▶ _Document_:
=======
Luxemburger Wort

L’explorateu­r de l’invisible

L’oeuvre de Paul Klee est comme une biographie peinte et dessinée. L’artiste de renommée mondiale est mort il y a 80 ans.

- Par Alain Bohler

Un voyage dans l’univers insolite de Paul Klee (1879-1940) peut se révéler d’autant plus fascinant, lorsqu’il se fait avec un guide avéré, qui de plus se trouve être le peintre lui-même. Car, celui qu’on se plaît à qualifier d’artiste-intellectu­el ou encore de peintre-poète, au cheminemen­t hors du commun, pourrait au détour bien nous échapper, même quatre-vingts ans après sa disparitio­n.

Bien sûr, il y a essentiell­ement ses peintures, aquarelles, gravures et dessins, plus de quatorze mille, surtout de petit format, fruit d’une activité débordante, répartie sur une quarantain­e d’années. Une création parlante, qui a quelque peu subi malgré elle l’influence de courants hétérogène­s. Klee semble inclassabl­e: ni fauve, ni cubiste, ni expression­niste, ni surréalist­e, ni figuratif, ni abstrait, mais peut-être bien tout cela à la fois.
=======
▶ _Lignes de données_:
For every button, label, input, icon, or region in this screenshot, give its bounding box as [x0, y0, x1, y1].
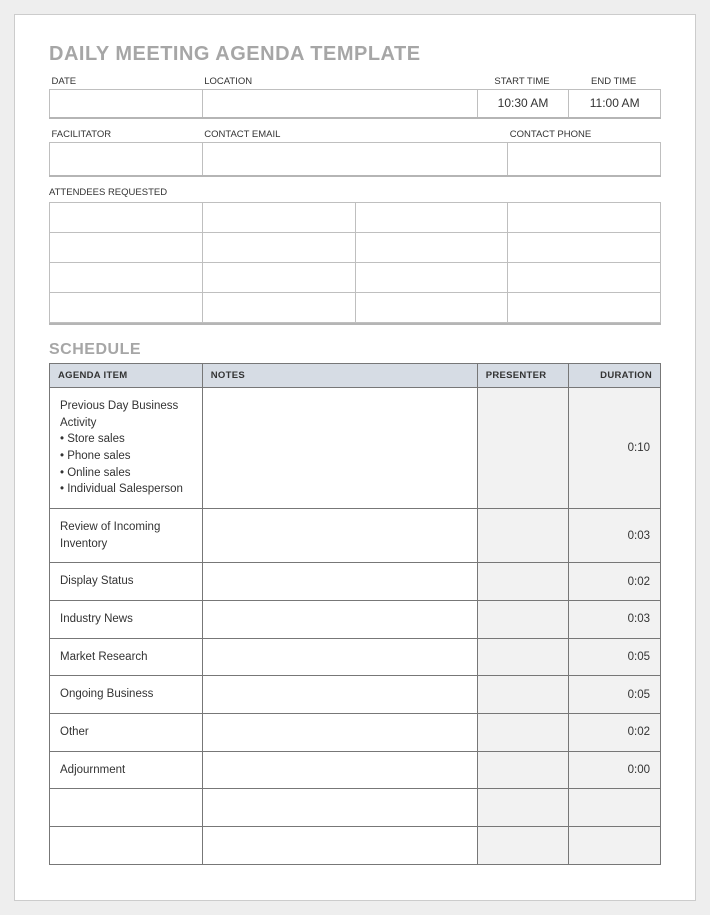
=======
▶ _Tâche à réaliser_:
Répondez aux questions suivantes d'après l'article sur Paul Klee, en marquant chaque réponse de la même lettre.
(a) Il y a combien d'années l'artiste est-il mort ?
(b) Combien de peintures, aquarelles, gravures et dessins a-t-il réalisés ?
(c) Qui signe l'article ?

▶ _Réponse complète_:
(a) Il y a 80 ans.
(b) Plus de quatorze mille.
(c) Alain Bohler.